═════ DATASET
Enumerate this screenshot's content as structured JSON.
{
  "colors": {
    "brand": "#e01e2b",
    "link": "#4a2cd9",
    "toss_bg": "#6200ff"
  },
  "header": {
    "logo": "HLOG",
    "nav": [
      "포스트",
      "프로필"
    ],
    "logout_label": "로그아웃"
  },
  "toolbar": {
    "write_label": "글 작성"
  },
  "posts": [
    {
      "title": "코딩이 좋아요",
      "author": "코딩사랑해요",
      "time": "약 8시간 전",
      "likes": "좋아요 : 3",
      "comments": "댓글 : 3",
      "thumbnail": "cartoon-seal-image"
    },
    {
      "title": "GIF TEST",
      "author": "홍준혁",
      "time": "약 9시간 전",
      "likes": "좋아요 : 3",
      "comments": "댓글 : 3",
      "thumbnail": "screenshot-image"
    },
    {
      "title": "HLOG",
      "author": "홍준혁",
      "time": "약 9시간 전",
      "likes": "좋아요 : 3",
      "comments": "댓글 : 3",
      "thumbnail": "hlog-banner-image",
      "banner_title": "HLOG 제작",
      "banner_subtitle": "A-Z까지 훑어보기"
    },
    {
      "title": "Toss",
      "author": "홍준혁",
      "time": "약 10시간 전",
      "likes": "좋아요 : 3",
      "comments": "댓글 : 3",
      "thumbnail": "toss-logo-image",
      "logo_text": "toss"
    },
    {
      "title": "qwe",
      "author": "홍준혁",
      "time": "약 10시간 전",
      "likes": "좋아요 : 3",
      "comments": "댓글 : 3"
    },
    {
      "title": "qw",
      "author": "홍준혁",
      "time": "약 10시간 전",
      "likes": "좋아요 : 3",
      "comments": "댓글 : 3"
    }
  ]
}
══════════
═════ DATASET
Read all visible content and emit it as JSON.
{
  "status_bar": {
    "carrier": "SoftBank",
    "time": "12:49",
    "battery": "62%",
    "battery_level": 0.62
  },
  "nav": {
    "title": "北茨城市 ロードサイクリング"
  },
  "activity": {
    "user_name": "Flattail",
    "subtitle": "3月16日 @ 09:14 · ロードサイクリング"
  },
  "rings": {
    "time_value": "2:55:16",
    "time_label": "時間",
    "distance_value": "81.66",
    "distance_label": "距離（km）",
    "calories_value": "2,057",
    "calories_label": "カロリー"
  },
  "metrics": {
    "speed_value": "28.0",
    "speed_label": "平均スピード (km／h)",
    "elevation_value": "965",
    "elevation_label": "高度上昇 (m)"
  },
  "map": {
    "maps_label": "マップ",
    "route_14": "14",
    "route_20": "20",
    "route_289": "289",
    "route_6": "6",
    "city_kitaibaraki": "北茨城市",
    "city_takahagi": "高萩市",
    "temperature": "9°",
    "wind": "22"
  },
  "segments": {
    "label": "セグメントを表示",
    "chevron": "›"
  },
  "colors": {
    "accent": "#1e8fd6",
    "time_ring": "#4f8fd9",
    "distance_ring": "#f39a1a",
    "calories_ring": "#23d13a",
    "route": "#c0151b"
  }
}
══════════
EXERCISE AIM: Where a line above holds the string "ロードサイクリング", show that line.

THE REPLY:
    "title": "北茨城市 ロードサイクリング"
    "subtitle": "3月16日 @ 09:14 · ロードサイクリング"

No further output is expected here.